Identify all lines in the data containing the string "sklone". Copy them out.

________________

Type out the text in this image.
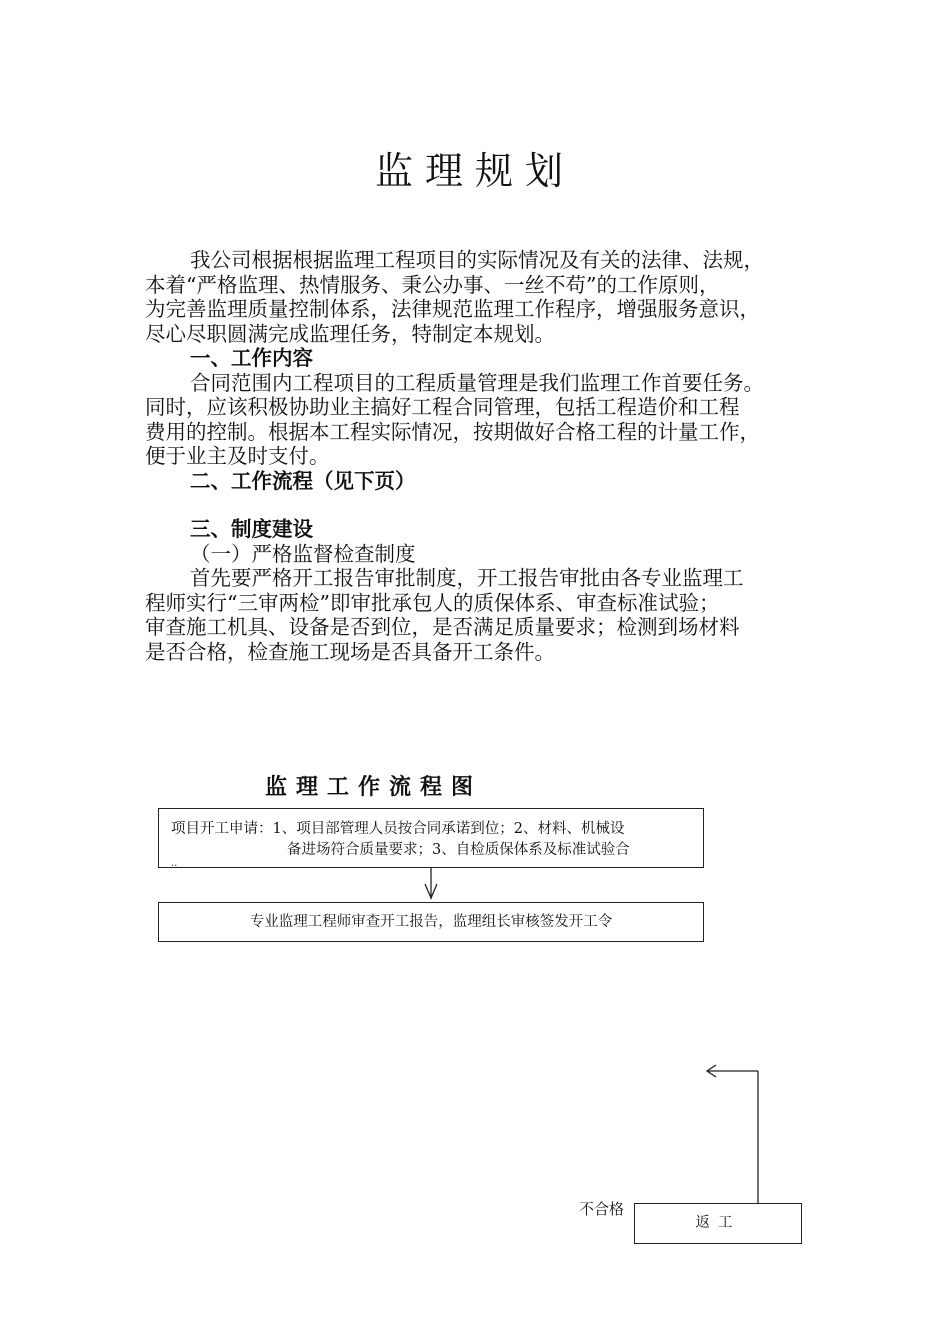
监理规划

我公司根据根据监理工程项目的实际情况及有关的法律、法规，

本着“严格监理、热情服务、秉公办事、一丝不苟”的工作原则，

为完善监理质量控制体系，法律规范监理工作程序，增强服务意识，

尽心尽职圆满完成监理任务，特制定本规划。

一、工作内容

合同范围内工程项目的工程质量管理是我们监理工作首要任务。

同时，应该积极协助业主搞好工程合同管理，包括工程造价和工程

费用的控制。根据本工程实际情况，按期做好合格工程的计量工作，

便于业主及时支付。

二、工作流程（见下页）

三、制度建设

（一）严格监督检查制度

首先要严格开工报告审批制度，开工报告审批由各专业监理工

程师实行“三审两检”即审批承包人的质保体系、审查标准试验；

审查施工机具、设备是否到位，是否满足质量要求；检测到场材料

是否合格，检查施工现场是否具备开工条件。

监理工作流程图
项目开工申请：1、项目部管理人员按合同承诺到位；2、材料、机械设
备进场符合质量要求；3、自检质保体系及标准试验合
..
专业监理工程师审查开工报告，监理组长审核签发开工令
不合格
返工
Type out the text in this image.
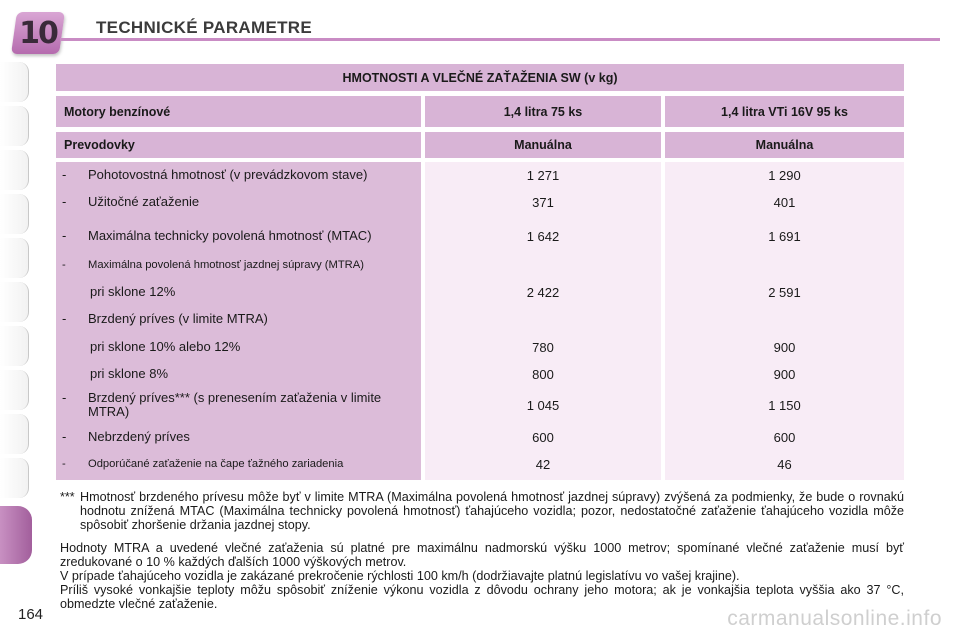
10	TECHNICKÉ PARAMETRE
HMOTNOSTI A VLEČNÉ ZAŤAŽENIA SW (v kg)
Motory benzínové	1,4 litra 75 ks	1,4 litra VTi 16V 95 ks
Prevodovky	Manuálna	Manuálna
-	Pohotovostná hmotnosť (v prevádzkovom stave)	1 271	1 290
-	Užitočné zaťaženie	371	401
-	Maximálna technicky povolená hmotnosť (MTAC)	1 642	1 691
-	Maximálna povolená hmotnosť jazdnej súpravy (MTRA)
pri sklone 12%	2 422	2 591
-	Brzdený príves (v limite MTRA)
pri sklone 10% alebo 12%	780	900
pri sklone 8%	800	900
-	Brzdený príves*** (s prenesením zaťaženia v limite MTRA)	1 045	1 150
-	Nebrzdený príves	600	600
-	Odporúčané zaťaženie na čape ťažného zariadenia	42	46
*** Hmotnosť brzdeného prívesu môže byť v limite MTRA (Maximálna povolená hmotnosť jazdnej súpravy) zvýšená za podmienky, že bude o rovnakú hodnotu znížená MTAC (Maximálna technicky povolená hmotnosť) ťahajúceho vozidla; pozor, nedostatočné zaťaženie ťahajúceho vozidla môže spôsobiť zhoršenie držania jazdnej stopy.
Hodnoty MTRA a uvedené vlečné zaťaženia sú platné pre maximálnu nadmorskú výšku 1000 metrov; spomínané vlečné zaťaženie musí byť zredukované o 10 % každých ďalších 1000 výškových metrov.
V prípade ťahajúceho vozidla je zakázané prekročenie rýchlosti 100 km/h (dodržiavajte platnú legislatívu vo vašej krajine).
Príliš vysoké vonkajšie teploty môžu spôsobiť zníženie výkonu vozidla z dôvodu ochrany jeho motora; ak je vonkajšia teplota vyššia ako 37 °C, obmedzte vlečné zaťaženie.
164	carmanualsonline.info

________________

> [Response to this task]
pri sklone 12%	2 422	2 591
pri sklone 10% alebo 12%	780	900
pri sklone 8%	800	900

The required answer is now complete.